-------- Exercise data --------

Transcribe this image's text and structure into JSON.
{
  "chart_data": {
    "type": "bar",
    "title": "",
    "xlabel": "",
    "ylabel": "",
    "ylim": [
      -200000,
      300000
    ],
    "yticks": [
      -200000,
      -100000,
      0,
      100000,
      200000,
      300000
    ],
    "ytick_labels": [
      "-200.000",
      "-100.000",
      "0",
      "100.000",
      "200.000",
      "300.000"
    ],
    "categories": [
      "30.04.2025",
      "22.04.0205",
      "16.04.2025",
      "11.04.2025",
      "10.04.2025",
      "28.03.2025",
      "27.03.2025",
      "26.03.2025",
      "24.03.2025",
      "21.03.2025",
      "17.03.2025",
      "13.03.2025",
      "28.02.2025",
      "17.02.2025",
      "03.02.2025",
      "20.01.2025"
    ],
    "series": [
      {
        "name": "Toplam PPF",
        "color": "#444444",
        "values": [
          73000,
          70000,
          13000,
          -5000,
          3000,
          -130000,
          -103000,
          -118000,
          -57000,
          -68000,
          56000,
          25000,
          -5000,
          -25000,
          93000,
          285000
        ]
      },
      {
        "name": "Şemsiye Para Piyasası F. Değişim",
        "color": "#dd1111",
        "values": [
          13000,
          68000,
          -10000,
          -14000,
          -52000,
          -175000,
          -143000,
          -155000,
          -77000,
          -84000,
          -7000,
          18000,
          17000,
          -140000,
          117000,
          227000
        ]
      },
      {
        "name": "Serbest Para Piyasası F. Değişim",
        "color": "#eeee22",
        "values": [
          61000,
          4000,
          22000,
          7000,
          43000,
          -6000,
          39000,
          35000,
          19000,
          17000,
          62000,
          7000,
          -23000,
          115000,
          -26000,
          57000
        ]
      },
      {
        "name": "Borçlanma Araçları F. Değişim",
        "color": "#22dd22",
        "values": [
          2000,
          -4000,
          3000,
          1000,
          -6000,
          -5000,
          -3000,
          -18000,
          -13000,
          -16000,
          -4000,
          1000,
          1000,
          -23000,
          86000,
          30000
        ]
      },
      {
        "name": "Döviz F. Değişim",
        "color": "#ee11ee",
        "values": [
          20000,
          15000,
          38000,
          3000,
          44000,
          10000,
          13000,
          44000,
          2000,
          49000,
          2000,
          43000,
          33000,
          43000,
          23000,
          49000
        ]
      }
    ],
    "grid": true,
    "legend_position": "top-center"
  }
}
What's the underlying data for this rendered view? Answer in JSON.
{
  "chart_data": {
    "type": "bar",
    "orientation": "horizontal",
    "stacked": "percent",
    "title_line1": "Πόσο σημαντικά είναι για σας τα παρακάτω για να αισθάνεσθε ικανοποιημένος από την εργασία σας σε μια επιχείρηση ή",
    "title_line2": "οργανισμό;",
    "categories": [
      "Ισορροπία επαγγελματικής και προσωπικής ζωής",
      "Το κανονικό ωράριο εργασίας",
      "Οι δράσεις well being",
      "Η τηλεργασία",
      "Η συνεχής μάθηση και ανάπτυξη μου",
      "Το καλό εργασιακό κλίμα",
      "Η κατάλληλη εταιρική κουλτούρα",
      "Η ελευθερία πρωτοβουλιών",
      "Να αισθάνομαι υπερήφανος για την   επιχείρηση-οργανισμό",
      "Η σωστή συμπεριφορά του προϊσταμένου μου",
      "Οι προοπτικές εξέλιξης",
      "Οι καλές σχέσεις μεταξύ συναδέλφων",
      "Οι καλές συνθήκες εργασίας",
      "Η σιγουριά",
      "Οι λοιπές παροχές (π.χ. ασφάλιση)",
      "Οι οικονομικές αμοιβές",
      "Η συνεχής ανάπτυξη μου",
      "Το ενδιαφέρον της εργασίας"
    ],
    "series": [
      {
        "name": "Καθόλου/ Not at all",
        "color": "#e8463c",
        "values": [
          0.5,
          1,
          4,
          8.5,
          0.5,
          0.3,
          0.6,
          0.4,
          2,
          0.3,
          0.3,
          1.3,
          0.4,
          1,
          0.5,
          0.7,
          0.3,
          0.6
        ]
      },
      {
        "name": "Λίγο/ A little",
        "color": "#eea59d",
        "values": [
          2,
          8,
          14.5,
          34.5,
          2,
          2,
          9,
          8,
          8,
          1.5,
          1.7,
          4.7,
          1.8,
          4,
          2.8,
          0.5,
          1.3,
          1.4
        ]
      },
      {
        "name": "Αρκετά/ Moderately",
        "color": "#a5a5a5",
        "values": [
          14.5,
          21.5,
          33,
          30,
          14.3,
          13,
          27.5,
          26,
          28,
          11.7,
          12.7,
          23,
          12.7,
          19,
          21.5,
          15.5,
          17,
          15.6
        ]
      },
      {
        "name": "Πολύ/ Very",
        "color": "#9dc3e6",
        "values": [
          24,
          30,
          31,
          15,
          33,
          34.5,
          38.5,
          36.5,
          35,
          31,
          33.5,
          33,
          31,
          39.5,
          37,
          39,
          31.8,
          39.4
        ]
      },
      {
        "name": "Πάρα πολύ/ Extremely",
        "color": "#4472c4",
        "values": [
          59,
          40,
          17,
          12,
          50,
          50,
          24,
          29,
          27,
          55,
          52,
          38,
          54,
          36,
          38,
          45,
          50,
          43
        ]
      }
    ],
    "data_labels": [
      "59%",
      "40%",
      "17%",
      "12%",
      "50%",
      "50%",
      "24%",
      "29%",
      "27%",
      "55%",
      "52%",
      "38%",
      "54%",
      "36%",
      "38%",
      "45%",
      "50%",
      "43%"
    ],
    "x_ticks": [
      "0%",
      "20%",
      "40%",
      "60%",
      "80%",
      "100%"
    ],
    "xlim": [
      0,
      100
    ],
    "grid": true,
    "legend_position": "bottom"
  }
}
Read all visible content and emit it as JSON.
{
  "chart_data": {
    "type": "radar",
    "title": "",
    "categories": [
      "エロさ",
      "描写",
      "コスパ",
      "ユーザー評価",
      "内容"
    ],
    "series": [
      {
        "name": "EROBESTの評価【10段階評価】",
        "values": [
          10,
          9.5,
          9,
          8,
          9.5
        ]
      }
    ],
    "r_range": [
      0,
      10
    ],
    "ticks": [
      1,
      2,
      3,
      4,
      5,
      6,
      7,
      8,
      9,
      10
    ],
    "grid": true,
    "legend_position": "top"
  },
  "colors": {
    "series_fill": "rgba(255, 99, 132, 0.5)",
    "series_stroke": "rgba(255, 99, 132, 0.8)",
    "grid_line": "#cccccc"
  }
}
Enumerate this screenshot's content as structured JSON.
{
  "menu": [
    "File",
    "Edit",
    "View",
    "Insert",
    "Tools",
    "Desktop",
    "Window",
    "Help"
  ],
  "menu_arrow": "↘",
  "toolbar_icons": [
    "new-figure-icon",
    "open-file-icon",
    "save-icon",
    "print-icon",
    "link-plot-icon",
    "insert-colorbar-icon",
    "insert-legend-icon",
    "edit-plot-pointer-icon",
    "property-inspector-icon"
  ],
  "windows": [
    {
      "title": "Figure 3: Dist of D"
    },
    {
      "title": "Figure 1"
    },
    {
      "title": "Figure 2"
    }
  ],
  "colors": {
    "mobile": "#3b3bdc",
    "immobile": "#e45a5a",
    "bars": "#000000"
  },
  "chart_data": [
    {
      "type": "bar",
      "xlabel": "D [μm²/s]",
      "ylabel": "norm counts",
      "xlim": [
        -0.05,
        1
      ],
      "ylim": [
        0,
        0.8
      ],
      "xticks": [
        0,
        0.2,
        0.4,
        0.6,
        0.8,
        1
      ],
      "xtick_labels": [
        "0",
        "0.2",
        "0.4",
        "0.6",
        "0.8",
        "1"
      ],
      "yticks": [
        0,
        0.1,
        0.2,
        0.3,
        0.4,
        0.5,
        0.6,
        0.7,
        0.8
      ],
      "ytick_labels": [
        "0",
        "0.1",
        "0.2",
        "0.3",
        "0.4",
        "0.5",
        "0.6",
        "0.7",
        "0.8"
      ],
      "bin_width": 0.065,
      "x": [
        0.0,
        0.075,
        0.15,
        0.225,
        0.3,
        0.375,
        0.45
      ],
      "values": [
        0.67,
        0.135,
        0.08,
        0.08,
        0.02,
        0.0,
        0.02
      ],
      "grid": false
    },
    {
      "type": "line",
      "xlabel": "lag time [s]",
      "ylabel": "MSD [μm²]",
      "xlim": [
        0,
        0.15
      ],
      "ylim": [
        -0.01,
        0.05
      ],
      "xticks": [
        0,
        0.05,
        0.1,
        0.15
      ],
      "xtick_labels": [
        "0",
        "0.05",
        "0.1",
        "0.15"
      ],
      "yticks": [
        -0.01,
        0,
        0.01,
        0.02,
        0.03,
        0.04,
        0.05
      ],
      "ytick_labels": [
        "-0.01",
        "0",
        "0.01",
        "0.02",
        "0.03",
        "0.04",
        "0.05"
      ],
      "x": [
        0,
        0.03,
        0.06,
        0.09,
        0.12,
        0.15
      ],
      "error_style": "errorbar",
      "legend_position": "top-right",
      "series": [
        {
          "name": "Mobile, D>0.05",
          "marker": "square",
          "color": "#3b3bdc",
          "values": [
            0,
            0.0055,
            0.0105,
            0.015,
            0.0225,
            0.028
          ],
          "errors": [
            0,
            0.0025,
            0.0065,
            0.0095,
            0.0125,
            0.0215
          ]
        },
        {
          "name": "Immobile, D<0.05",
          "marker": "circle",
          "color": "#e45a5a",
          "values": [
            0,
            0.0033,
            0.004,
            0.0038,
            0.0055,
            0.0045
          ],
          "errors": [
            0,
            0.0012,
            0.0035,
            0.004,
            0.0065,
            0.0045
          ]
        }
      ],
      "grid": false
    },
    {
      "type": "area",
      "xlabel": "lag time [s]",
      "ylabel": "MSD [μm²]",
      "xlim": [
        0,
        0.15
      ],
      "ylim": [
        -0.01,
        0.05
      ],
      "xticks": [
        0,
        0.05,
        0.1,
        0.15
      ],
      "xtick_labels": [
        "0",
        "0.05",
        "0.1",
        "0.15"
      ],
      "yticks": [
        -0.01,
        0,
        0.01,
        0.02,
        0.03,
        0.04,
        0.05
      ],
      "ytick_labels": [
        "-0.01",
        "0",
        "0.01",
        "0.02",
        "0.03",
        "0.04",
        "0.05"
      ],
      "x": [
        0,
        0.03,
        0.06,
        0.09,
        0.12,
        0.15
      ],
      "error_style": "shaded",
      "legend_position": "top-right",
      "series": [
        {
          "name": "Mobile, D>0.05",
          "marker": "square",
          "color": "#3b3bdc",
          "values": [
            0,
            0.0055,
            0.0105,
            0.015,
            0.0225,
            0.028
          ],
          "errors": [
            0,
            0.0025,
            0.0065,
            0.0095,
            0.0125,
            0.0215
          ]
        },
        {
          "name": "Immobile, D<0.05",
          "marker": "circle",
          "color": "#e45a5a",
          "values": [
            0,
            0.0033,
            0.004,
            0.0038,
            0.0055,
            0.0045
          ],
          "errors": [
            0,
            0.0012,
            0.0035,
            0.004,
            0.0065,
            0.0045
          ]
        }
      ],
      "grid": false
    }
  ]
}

--------

Given problem:
Point out every line holding the string "εργασίας" and copy it.

Task response:
      "Το κανονικό ωράριο εργασίας",
      "Οι καλές συνθήκες εργασίας",
      "Το ενδιαφέρον της εργασίας"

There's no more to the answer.